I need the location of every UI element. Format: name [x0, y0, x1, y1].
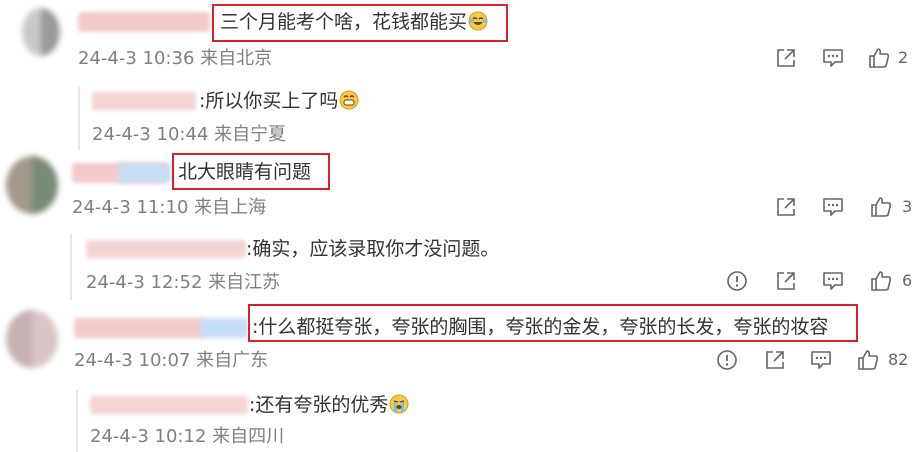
highlight-box: [172, 153, 330, 190]
username-blurred[interactable]: [90, 396, 248, 414]
avatar[interactable]: [6, 156, 58, 214]
like-icon[interactable]: [870, 270, 892, 292]
username-blurred[interactable]: [92, 92, 196, 110]
comment-icon[interactable]: [810, 349, 832, 371]
reply-thread-line: [70, 234, 72, 300]
reply-meta: 24-4-3 10:12 来自四川: [90, 426, 285, 447]
like-count: 2: [898, 48, 909, 67]
highlight-box: [212, 4, 508, 42]
avatar[interactable]: [22, 8, 60, 56]
share-icon[interactable]: [764, 349, 786, 371]
reply-text: :确实，应该录取你才没问题。: [246, 238, 500, 260]
reply-meta: 24-4-3 12:52 来自江苏: [86, 272, 281, 293]
share-icon[interactable]: [775, 47, 797, 69]
share-icon[interactable]: [775, 270, 797, 292]
like-count: 3: [902, 197, 913, 216]
grin-emoji: [339, 90, 359, 110]
reply-thread-line: [76, 390, 78, 452]
reply-text: :所以你买上了吗: [199, 89, 359, 113]
highlight-box: [248, 304, 858, 342]
comment-meta: 24-4-3 11:10 来自上海: [72, 197, 267, 218]
like-icon[interactable]: [857, 349, 879, 371]
like-icon[interactable]: [868, 47, 890, 69]
reply-meta: 24-4-3 10:44 来自宁夏: [92, 124, 287, 145]
reply-thread-line: [78, 86, 80, 150]
share-icon[interactable]: [775, 196, 797, 218]
avatar[interactable]: [6, 310, 58, 368]
username-blurred-tail: [200, 318, 248, 338]
report-icon[interactable]: [726, 270, 748, 292]
comment-icon[interactable]: [822, 196, 844, 218]
comment-meta: 24-4-3 10:07 来自广东: [74, 350, 269, 371]
username-blurred[interactable]: [78, 12, 210, 32]
comment-icon[interactable]: [822, 47, 844, 69]
username-blurred-tail: [118, 163, 170, 183]
username-blurred[interactable]: [86, 240, 246, 258]
username-blurred[interactable]: [74, 318, 204, 338]
reply-text: :还有夸张的优秀: [249, 393, 409, 417]
comment-icon[interactable]: [822, 270, 844, 292]
like-count: 6: [902, 271, 913, 290]
comment-meta: 24-4-3 10:36 来自北京: [78, 48, 273, 69]
report-icon[interactable]: [716, 349, 738, 371]
like-count: 82: [888, 350, 909, 369]
crying-emoji: [389, 394, 409, 414]
like-icon[interactable]: [870, 196, 892, 218]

**WORK TO COMPLETE:** Reproduce the lines of Block 1 without any changes, beginning with the line containing "highlight-box: [172, 153, 330, 190]" and continuing through the line containing "avatar[interactable]: [22, 8, 60, 56]".

**RESULT:**
highlight-box: [172, 153, 330, 190]
username-blurred[interactable]: [90, 396, 248, 414]
avatar[interactable]: [6, 156, 58, 214]
like-icon[interactable]: [870, 270, 892, 292]
username-blurred[interactable]: [92, 92, 196, 110]
comment-icon[interactable]: [810, 349, 832, 371]
reply-thread-line: [70, 234, 72, 300]
reply-meta: 24-4-3 10:12 来自四川: [90, 426, 285, 447]
like-count: 2: [898, 48, 909, 67]
highlight-box: [212, 4, 508, 42]
avatar[interactable]: [22, 8, 60, 56]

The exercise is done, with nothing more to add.